YOUR TASK
Pick out all lines of the entries that include the word "goshtham" and copy them.

SOURCE DATA
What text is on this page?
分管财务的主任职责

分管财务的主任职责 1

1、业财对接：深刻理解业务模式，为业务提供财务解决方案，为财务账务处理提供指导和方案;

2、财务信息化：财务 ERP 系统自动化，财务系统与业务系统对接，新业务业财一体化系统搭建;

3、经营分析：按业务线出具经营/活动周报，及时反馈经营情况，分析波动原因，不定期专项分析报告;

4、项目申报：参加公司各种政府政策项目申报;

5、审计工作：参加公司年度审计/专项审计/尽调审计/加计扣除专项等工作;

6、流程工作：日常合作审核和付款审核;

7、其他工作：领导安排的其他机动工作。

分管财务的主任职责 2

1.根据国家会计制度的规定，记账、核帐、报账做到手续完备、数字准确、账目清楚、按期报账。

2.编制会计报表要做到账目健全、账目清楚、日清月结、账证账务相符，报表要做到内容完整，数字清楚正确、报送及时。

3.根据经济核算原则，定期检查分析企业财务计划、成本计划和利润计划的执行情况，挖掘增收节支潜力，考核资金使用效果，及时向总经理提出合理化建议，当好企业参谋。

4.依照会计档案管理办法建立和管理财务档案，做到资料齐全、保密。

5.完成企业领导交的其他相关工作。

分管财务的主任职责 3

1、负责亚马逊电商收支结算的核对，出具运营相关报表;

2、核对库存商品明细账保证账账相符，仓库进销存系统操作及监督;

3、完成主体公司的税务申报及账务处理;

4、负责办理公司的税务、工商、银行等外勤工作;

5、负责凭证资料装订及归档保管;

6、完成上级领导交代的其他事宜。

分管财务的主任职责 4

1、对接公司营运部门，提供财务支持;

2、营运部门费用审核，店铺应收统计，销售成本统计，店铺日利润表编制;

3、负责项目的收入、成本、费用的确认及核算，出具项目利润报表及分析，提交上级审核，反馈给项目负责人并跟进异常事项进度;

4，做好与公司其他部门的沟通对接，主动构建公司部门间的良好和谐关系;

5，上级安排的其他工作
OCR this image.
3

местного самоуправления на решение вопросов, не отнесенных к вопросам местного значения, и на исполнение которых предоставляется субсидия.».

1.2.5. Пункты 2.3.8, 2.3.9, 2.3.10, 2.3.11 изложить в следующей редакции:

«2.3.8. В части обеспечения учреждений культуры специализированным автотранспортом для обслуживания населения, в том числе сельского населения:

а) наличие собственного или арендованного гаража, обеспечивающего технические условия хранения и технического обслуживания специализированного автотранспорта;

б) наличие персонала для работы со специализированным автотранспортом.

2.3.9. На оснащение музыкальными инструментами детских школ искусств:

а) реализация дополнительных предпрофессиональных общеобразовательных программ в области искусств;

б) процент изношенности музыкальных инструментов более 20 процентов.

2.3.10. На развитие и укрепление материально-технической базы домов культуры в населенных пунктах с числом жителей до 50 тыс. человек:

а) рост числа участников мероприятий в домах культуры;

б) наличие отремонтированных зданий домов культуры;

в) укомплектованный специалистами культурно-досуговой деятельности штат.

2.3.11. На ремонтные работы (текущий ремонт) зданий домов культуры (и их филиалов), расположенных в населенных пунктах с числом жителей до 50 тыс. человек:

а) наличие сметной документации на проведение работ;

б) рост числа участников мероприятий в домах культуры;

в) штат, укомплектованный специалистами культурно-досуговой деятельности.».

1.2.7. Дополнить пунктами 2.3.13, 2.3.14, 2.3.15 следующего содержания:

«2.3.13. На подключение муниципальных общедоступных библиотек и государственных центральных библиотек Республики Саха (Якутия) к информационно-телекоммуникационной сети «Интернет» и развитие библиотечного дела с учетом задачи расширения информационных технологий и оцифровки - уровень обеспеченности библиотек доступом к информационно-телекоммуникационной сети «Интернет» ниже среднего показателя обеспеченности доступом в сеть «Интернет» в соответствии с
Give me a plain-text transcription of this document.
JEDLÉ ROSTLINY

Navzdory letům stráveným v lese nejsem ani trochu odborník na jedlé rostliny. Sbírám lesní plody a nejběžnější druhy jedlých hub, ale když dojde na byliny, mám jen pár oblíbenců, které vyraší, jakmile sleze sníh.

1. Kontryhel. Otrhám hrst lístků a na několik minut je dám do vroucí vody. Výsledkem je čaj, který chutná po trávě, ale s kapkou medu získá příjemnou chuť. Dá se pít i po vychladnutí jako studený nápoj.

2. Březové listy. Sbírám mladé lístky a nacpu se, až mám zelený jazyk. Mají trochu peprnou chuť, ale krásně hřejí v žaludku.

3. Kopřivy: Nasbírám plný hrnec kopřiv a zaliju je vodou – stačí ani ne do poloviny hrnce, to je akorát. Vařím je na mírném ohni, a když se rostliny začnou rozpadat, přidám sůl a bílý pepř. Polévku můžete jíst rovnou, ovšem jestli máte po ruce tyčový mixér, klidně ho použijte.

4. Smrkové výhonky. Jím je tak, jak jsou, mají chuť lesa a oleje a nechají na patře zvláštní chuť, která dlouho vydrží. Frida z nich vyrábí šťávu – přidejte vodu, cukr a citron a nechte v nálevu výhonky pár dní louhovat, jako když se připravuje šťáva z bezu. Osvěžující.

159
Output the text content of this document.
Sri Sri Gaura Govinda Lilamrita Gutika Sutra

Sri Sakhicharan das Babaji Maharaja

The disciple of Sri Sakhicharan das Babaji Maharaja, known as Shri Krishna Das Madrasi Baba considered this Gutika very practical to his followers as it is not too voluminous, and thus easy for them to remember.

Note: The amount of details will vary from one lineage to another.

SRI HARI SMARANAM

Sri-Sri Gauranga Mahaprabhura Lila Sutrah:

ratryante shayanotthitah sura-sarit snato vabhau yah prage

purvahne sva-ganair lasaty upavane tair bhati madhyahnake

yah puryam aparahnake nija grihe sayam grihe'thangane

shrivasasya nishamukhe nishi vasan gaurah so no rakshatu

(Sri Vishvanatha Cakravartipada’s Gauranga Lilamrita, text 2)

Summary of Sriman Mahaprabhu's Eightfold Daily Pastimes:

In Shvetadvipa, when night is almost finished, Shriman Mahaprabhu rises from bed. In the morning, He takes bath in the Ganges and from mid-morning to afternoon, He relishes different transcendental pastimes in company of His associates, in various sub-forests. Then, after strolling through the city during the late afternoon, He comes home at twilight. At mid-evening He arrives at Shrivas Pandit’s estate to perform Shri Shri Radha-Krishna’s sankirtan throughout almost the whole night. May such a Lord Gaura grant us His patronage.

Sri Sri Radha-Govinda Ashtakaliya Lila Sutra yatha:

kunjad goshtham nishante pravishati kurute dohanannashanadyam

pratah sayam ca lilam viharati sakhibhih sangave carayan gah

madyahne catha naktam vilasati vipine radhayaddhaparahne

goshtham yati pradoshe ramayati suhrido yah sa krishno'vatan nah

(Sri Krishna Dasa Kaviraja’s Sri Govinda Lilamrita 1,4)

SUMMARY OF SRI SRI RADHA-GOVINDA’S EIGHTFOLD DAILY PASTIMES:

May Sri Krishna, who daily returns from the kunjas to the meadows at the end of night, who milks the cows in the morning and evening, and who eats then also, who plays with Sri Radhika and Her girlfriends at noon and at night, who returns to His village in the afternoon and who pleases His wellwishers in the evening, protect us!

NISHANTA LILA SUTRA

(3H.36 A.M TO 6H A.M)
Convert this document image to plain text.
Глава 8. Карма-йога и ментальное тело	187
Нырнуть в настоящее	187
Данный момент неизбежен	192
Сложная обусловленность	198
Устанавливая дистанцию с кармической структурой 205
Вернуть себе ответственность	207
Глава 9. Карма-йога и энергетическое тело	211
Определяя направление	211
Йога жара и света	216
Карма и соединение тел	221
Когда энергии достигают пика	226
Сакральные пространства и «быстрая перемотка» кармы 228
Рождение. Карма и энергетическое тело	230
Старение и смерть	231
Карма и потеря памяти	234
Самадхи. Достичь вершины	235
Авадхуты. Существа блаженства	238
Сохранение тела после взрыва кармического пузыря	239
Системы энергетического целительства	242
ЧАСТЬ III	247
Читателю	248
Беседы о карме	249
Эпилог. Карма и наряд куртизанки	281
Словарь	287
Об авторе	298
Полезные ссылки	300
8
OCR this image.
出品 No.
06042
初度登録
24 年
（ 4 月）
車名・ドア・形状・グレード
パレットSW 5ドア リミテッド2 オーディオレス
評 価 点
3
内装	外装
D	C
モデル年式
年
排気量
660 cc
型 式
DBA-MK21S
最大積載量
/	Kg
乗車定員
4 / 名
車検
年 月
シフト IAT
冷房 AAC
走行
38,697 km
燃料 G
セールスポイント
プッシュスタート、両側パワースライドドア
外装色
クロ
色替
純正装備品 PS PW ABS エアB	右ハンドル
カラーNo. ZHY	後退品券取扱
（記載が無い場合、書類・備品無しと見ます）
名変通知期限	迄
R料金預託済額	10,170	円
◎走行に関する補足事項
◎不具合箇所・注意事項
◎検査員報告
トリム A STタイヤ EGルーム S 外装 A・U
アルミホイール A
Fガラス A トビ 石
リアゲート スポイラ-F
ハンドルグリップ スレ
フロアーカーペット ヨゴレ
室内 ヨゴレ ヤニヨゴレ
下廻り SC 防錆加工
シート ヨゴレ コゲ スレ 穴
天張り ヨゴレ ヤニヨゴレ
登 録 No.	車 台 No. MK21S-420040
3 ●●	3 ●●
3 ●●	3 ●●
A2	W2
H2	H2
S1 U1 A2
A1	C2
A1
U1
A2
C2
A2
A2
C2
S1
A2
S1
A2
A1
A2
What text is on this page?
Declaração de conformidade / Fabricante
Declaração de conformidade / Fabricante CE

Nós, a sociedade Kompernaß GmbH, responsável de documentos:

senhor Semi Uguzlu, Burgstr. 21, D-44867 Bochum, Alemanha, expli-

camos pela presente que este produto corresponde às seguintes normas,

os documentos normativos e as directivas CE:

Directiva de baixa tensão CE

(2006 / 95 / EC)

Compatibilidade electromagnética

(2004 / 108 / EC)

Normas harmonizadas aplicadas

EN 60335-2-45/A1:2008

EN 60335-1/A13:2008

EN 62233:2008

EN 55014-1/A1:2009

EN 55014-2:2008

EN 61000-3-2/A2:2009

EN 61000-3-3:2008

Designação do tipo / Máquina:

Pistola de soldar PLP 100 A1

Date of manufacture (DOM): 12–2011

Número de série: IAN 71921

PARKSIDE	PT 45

SOLUTION
kunjad goshtham nishante pravishati kurute dohanannashanadyam
goshtham yati pradoshe ramayati suhrido yah sa krishno'vatan nah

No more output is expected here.